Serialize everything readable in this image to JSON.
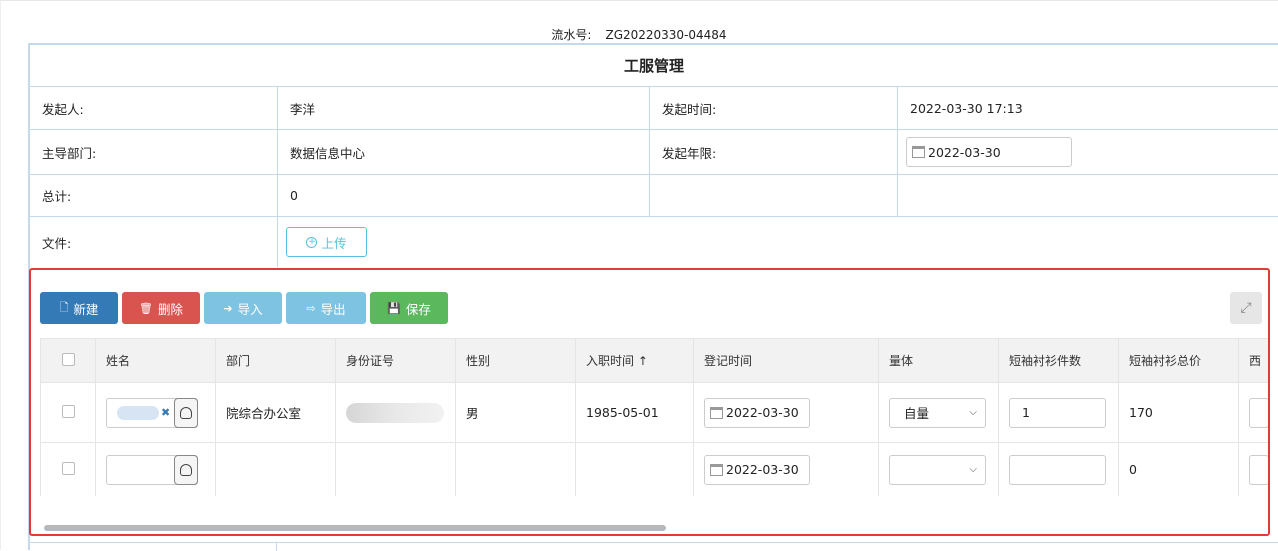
{
  "serial": {
    "label": "流水号:",
    "value": "ZG20220330-04484"
  },
  "form": {
    "title": "工服管理",
    "initiator_label": "发起人:",
    "initiator_value": "李洋",
    "time_label": "发起时间:",
    "time_value": "2022-03-30 17:13",
    "dept_label": "主导部门:",
    "dept_value": "数据信息中心",
    "deadline_label": "发起年限:",
    "deadline_value": "2022-03-30",
    "total_label": "总计:",
    "total_value": "0",
    "file_label": "文件:",
    "upload_label": "上传"
  },
  "toolbar": {
    "new_label": "新建",
    "delete_label": "删除",
    "import_label": "导入",
    "export_label": "导出",
    "save_label": "保存"
  },
  "table": {
    "headers": [
      "姓名",
      "部门",
      "身份证号",
      "性别",
      "入职时间 ↑",
      "登记时间",
      "量体",
      "短袖衬衫件数",
      "短袖衬衫总价",
      "西"
    ],
    "rows": [
      {
        "dept": "院综合办公室",
        "gender": "男",
        "hire_date": "1985-05-01",
        "reg_date": "2022-03-30",
        "measure": "自量",
        "shirt_count": "1",
        "shirt_total": "170"
      },
      {
        "dept": "",
        "gender": "",
        "hire_date": "",
        "reg_date": "2022-03-30",
        "measure": "",
        "shirt_count": "",
        "shirt_total": "0"
      }
    ]
  },
  "icons": {
    "new": "file-icon",
    "delete": "trash-icon",
    "import": "sign-in-icon",
    "export": "sign-out-icon",
    "save": "floppy-icon",
    "expand": "expand-icon",
    "calendar": "calendar-icon",
    "person": "user-icon"
  },
  "colors": {
    "primary": "#337ab7",
    "danger": "#d9534f",
    "info": "#7fc3e3",
    "success": "#5cb85c",
    "highlight_border": "#e53935",
    "form_border": "#c6d9ec"
  }
}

Instruction ▸
Print out the whole of the material word for word, without pictures.

Response to this task ▸
Serialize everything readable in this image to JSON.
{
  "serial": {
    "label": "流水号:",
    "value": "ZG20220330-04484"
  },
  "form": {
    "title": "工服管理",
    "initiator_label": "发起人:",
    "initiator_value": "李洋",
    "time_label": "发起时间:",
    "time_value": "2022-03-30 17:13",
    "dept_label": "主导部门:",
    "dept_value": "数据信息中心",
    "deadline_label": "发起年限:",
    "deadline_value": "2022-03-30",
    "total_label": "总计:",
    "total_value": "0",
    "file_label": "文件:",
    "upload_label": "上传"
  },
  "toolbar": {
    "new_label": "新建",
    "delete_label": "删除",
    "import_label": "导入",
    "export_label": "导出",
    "save_label": "保存"
  },
  "table": {
    "headers": [
      "姓名",
      "部门",
      "身份证号",
      "性别",
      "入职时间 ↑",
      "登记时间",
      "量体",
      "短袖衬衫件数",
      "短袖衬衫总价",
      "西"
    ],
    "rows": [
      {
        "dept": "院综合办公室",
        "gender": "男",
        "hire_date": "1985-05-01",
        "reg_date": "2022-03-30",
        "measure": "自量",
        "shirt_count": "1",
        "shirt_total": "170"
      },
      {
        "dept": "",
        "gender": "",
        "hire_date": "",
        "reg_date": "2022-03-30",
        "measure": "",
        "shirt_count": "",
        "shirt_total": "0"
      }
    ]
  },
  "icons": {
    "new": "file-icon",
    "delete": "trash-icon",
    "import": "sign-in-icon",
    "export": "sign-out-icon",
    "save": "floppy-icon",
    "expand": "expand-icon",
    "calendar": "calendar-icon",
    "person": "user-icon"
  },
  "colors": {
    "primary": "#337ab7",
    "danger": "#d9534f",
    "info": "#7fc3e3",
    "success": "#5cb85c",
    "highlight_border": "#e53935",
    "form_border": "#c6d9ec"
  }
}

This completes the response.